◆ Task details
Extract all lines that hold the string "this".

##### Records to use #####

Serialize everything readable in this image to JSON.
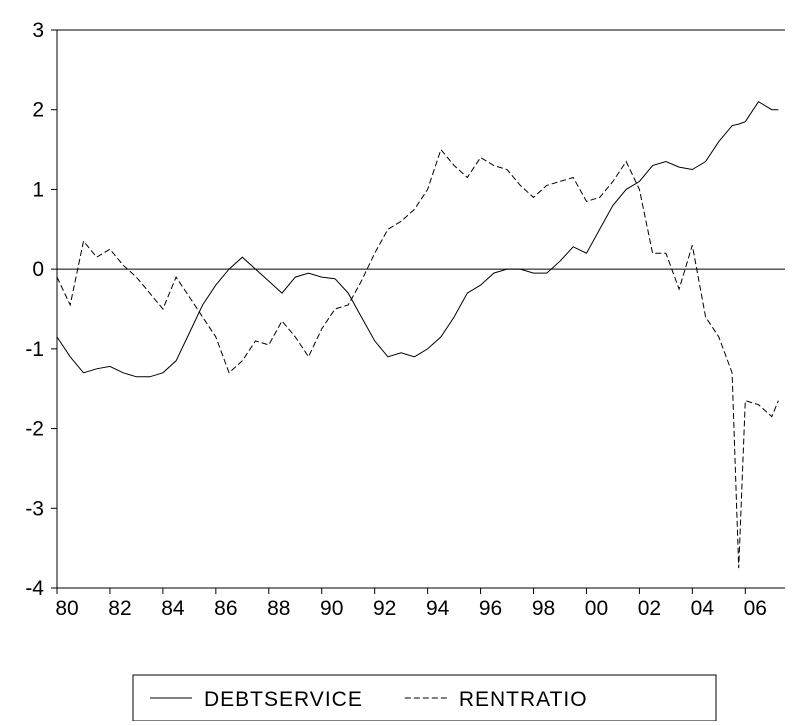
{
  "chart_data": {
    "type": "line",
    "x": [
      80,
      80.5,
      81,
      81.5,
      82,
      82.5,
      83,
      83.5,
      84,
      84.5,
      85,
      85.5,
      86,
      86.5,
      87,
      87.5,
      88,
      88.5,
      89,
      89.5,
      90,
      90.5,
      91,
      91.5,
      92,
      92.5,
      93,
      93.5,
      94,
      94.5,
      95,
      95.5,
      96,
      96.5,
      97,
      97.5,
      98,
      98.5,
      99,
      99.5,
      100,
      100.5,
      101,
      101.5,
      102,
      102.5,
      103,
      103.5,
      104,
      104.5,
      105,
      105.5,
      105.75,
      106,
      106.5,
      107,
      107.25
    ],
    "series": [
      {
        "name": "DEBTSERVICE",
        "color": "#000000",
        "dash": "solid",
        "values": [
          -0.85,
          -1.1,
          -1.3,
          -1.25,
          -1.22,
          -1.3,
          -1.35,
          -1.35,
          -1.3,
          -1.15,
          -0.8,
          -0.45,
          -0.2,
          0.0,
          0.15,
          0.0,
          -0.15,
          -0.3,
          -0.1,
          -0.05,
          -0.1,
          -0.12,
          -0.3,
          -0.6,
          -0.9,
          -1.1,
          -1.05,
          -1.1,
          -1.0,
          -0.85,
          -0.6,
          -0.3,
          -0.2,
          -0.05,
          0.0,
          0.0,
          -0.05,
          -0.05,
          0.1,
          0.28,
          0.2,
          0.5,
          0.8,
          1.0,
          1.1,
          1.3,
          1.35,
          1.28,
          1.25,
          1.35,
          1.6,
          1.8,
          1.82,
          1.85,
          2.1,
          2.0,
          2.0
        ]
      },
      {
        "name": "RENTRATIO",
        "color": "#000000",
        "dash": "dashed",
        "values": [
          -0.1,
          -0.45,
          0.35,
          0.15,
          0.25,
          0.05,
          -0.1,
          -0.3,
          -0.5,
          -0.1,
          -0.35,
          -0.6,
          -0.85,
          -1.3,
          -1.15,
          -0.9,
          -0.95,
          -0.65,
          -0.85,
          -1.1,
          -0.75,
          -0.5,
          -0.45,
          -0.15,
          0.2,
          0.5,
          0.6,
          0.75,
          1.0,
          1.5,
          1.3,
          1.15,
          1.4,
          1.3,
          1.25,
          1.05,
          0.9,
          1.05,
          1.1,
          1.15,
          0.85,
          0.9,
          1.1,
          1.35,
          1.0,
          0.2,
          0.2,
          -0.25,
          0.3,
          -0.6,
          -0.85,
          -1.3,
          -3.75,
          -1.65,
          -1.7,
          -1.85,
          -1.65
        ]
      }
    ],
    "xlim": [
      80,
      107.5
    ],
    "xticks": [
      80,
      82,
      84,
      86,
      88,
      90,
      92,
      94,
      96,
      98,
      {
        "value": 100,
        "label": "00"
      },
      {
        "value": 102,
        "label": "02"
      },
      {
        "value": 104,
        "label": "04"
      },
      {
        "value": 106,
        "label": "06"
      }
    ],
    "ylim": [
      -4,
      3
    ],
    "yticks": [
      -4,
      -3,
      -2,
      -1,
      0,
      1,
      2,
      3
    ],
    "zero_line": true,
    "legend": "bottom"
  }
}
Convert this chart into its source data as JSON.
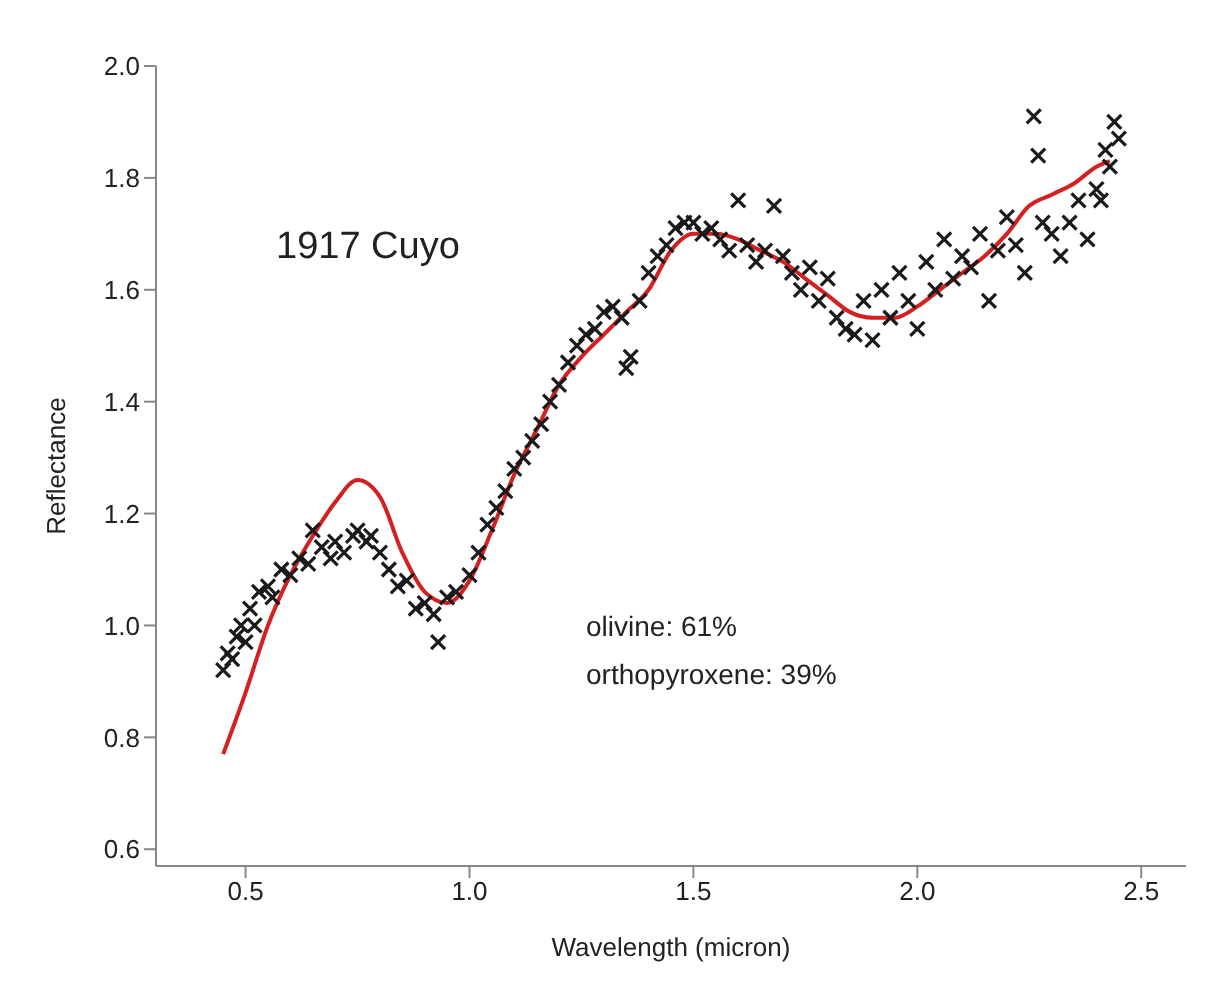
{
  "chart_data": {
    "type": "scatter",
    "xlabel": "Wavelength (micron)",
    "ylabel": "Reflectance",
    "annotations": [
      "1917 Cuyo",
      "olivine: 61%",
      "orthopyroxene: 39%"
    ],
    "xlim": [
      0.3,
      2.6
    ],
    "xticks": [
      {
        "value": 0.5,
        "label": "0.5"
      },
      {
        "value": 1.0,
        "label": "1.0"
      },
      {
        "value": 1.5,
        "label": "1.5"
      },
      {
        "value": 2.0,
        "label": "2.0"
      },
      {
        "value": 2.5,
        "label": "2.5"
      }
    ],
    "ylim": [
      0.57,
      2.0
    ],
    "yticks": [
      {
        "value": 0.6,
        "label": "0.6"
      },
      {
        "value": 0.8,
        "label": "0.8"
      },
      {
        "value": 1.0,
        "label": "1.0"
      },
      {
        "value": 1.2,
        "label": "1.2"
      },
      {
        "value": 1.4,
        "label": "1.4"
      },
      {
        "value": 1.6,
        "label": "1.6"
      },
      {
        "value": 1.8,
        "label": "1.8"
      },
      {
        "value": 2.0,
        "label": "2.0"
      }
    ],
    "grid": false,
    "marker": "cross",
    "series": [
      {
        "color": "#1a1a1a",
        "x": [
          0.45,
          0.46,
          0.47,
          0.48,
          0.49,
          0.5,
          0.51,
          0.52,
          0.53,
          0.55,
          0.56,
          0.58,
          0.6,
          0.62,
          0.64,
          0.65,
          0.67,
          0.69,
          0.7,
          0.72,
          0.74,
          0.75,
          0.77,
          0.78,
          0.8,
          0.82,
          0.84,
          0.86,
          0.88,
          0.9,
          0.92,
          0.93,
          0.95,
          0.97,
          1.0,
          1.02,
          1.04,
          1.06,
          1.08,
          1.1,
          1.12,
          1.14,
          1.16,
          1.18,
          1.2,
          1.22,
          1.24,
          1.26,
          1.28,
          1.3,
          1.32,
          1.34,
          1.35,
          1.36,
          1.38,
          1.4,
          1.42,
          1.44,
          1.46,
          1.48,
          1.5,
          1.52,
          1.54,
          1.56,
          1.58,
          1.6,
          1.62,
          1.64,
          1.66,
          1.68,
          1.7,
          1.72,
          1.74,
          1.76,
          1.78,
          1.8,
          1.82,
          1.84,
          1.86,
          1.88,
          1.9,
          1.92,
          1.94,
          1.96,
          1.98,
          2.0,
          2.02,
          2.04,
          2.06,
          2.08,
          2.1,
          2.12,
          2.14,
          2.16,
          2.18,
          2.2,
          2.22,
          2.24,
          2.26,
          2.27,
          2.28,
          2.3,
          2.32,
          2.34,
          2.36,
          2.38,
          2.4,
          2.41,
          2.42,
          2.43,
          2.44,
          2.45
        ],
        "values": [
          0.92,
          0.95,
          0.94,
          0.98,
          1.0,
          0.97,
          1.03,
          1.0,
          1.06,
          1.07,
          1.05,
          1.1,
          1.09,
          1.12,
          1.11,
          1.17,
          1.14,
          1.12,
          1.15,
          1.13,
          1.16,
          1.17,
          1.15,
          1.16,
          1.13,
          1.1,
          1.07,
          1.08,
          1.03,
          1.04,
          1.02,
          0.97,
          1.05,
          1.06,
          1.09,
          1.13,
          1.18,
          1.21,
          1.24,
          1.28,
          1.3,
          1.33,
          1.36,
          1.4,
          1.43,
          1.47,
          1.5,
          1.52,
          1.53,
          1.56,
          1.57,
          1.55,
          1.46,
          1.48,
          1.58,
          1.63,
          1.66,
          1.68,
          1.71,
          1.72,
          1.72,
          1.7,
          1.71,
          1.69,
          1.67,
          1.76,
          1.68,
          1.65,
          1.67,
          1.75,
          1.66,
          1.63,
          1.6,
          1.64,
          1.58,
          1.62,
          1.55,
          1.53,
          1.52,
          1.58,
          1.51,
          1.6,
          1.55,
          1.63,
          1.58,
          1.53,
          1.65,
          1.6,
          1.69,
          1.62,
          1.66,
          1.64,
          1.7,
          1.58,
          1.67,
          1.73,
          1.68,
          1.63,
          1.91,
          1.84,
          1.72,
          1.7,
          1.66,
          1.72,
          1.76,
          1.69,
          1.78,
          1.76,
          1.85,
          1.82,
          1.9,
          1.87
        ]
      },
      {
        "type": "line",
        "color": "#d42020",
        "marker": "none",
        "x": [
          0.45,
          0.5,
          0.55,
          0.6,
          0.65,
          0.7,
          0.75,
          0.8,
          0.85,
          0.9,
          0.95,
          1.0,
          1.05,
          1.1,
          1.15,
          1.2,
          1.25,
          1.3,
          1.35,
          1.4,
          1.45,
          1.5,
          1.55,
          1.6,
          1.65,
          1.7,
          1.75,
          1.8,
          1.85,
          1.9,
          1.95,
          2.0,
          2.05,
          2.1,
          2.15,
          2.2,
          2.25,
          2.3,
          2.35,
          2.4,
          2.43
        ],
        "values": [
          0.77,
          0.88,
          1.0,
          1.09,
          1.16,
          1.22,
          1.26,
          1.23,
          1.13,
          1.06,
          1.04,
          1.08,
          1.17,
          1.27,
          1.35,
          1.43,
          1.48,
          1.52,
          1.56,
          1.6,
          1.67,
          1.7,
          1.7,
          1.69,
          1.67,
          1.65,
          1.62,
          1.59,
          1.56,
          1.55,
          1.55,
          1.57,
          1.6,
          1.63,
          1.66,
          1.7,
          1.75,
          1.77,
          1.79,
          1.82,
          1.83
        ]
      }
    ]
  }
}
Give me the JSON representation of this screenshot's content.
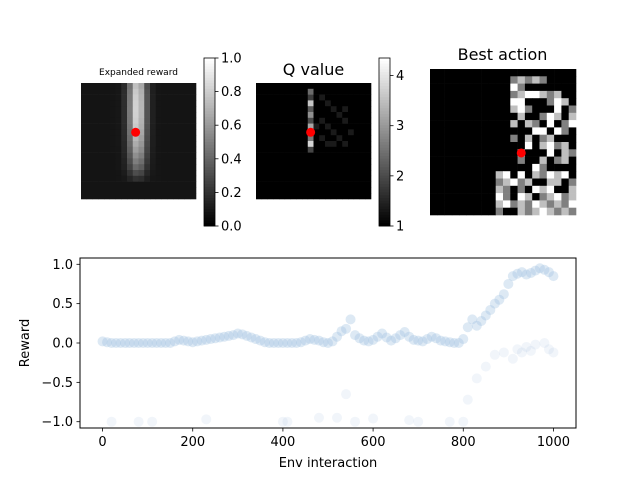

#####

◆ Full answer
Serialize everything readable in this image to JSON.
Convert this chart into its source data as JSON.
Give me the JSON representation of this screenshot's content.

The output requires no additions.